Make an exact copy of the entries below with the pictures removed.

[Start Data to use]

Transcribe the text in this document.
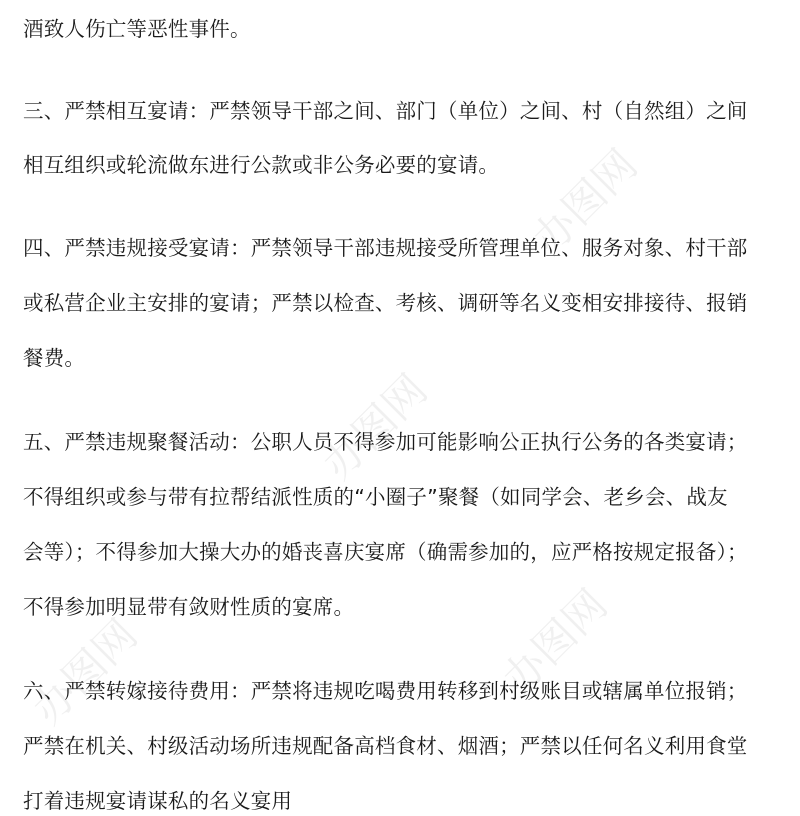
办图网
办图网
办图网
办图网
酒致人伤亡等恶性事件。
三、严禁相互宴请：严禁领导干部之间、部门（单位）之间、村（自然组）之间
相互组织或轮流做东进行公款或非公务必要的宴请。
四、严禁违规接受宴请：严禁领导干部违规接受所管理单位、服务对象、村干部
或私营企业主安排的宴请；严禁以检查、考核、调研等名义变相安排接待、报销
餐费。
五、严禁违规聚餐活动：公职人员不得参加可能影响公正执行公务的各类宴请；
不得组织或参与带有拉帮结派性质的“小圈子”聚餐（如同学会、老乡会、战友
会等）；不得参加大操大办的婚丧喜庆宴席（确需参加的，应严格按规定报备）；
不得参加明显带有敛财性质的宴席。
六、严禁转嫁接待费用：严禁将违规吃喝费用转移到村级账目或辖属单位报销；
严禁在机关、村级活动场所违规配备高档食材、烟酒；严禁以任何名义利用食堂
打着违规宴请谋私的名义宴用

[End Data to use]

Solution below –
Transcribe the text in this document.
办图网
办图网
办图网
办图网
酒致人伤亡等恶性事件。
三、严禁相互宴请：严禁领导干部之间、部门（单位）之间、村（自然组）之间
相互组织或轮流做东进行公款或非公务必要的宴请。
四、严禁违规接受宴请：严禁领导干部违规接受所管理单位、服务对象、村干部
或私营企业主安排的宴请；严禁以检查、考核、调研等名义变相安排接待、报销
餐费。
五、严禁违规聚餐活动：公职人员不得参加可能影响公正执行公务的各类宴请；
不得组织或参与带有拉帮结派性质的“小圈子”聚餐（如同学会、老乡会、战友
会等）；不得参加大操大办的婚丧喜庆宴席（确需参加的，应严格按规定报备）；
不得参加明显带有敛财性质的宴席。
六、严禁转嫁接待费用：严禁将违规吃喝费用转移到村级账目或辖属单位报销；
严禁在机关、村级活动场所违规配备高档食材、烟酒；严禁以任何名义利用食堂
打着违规宴请谋私的名义宴用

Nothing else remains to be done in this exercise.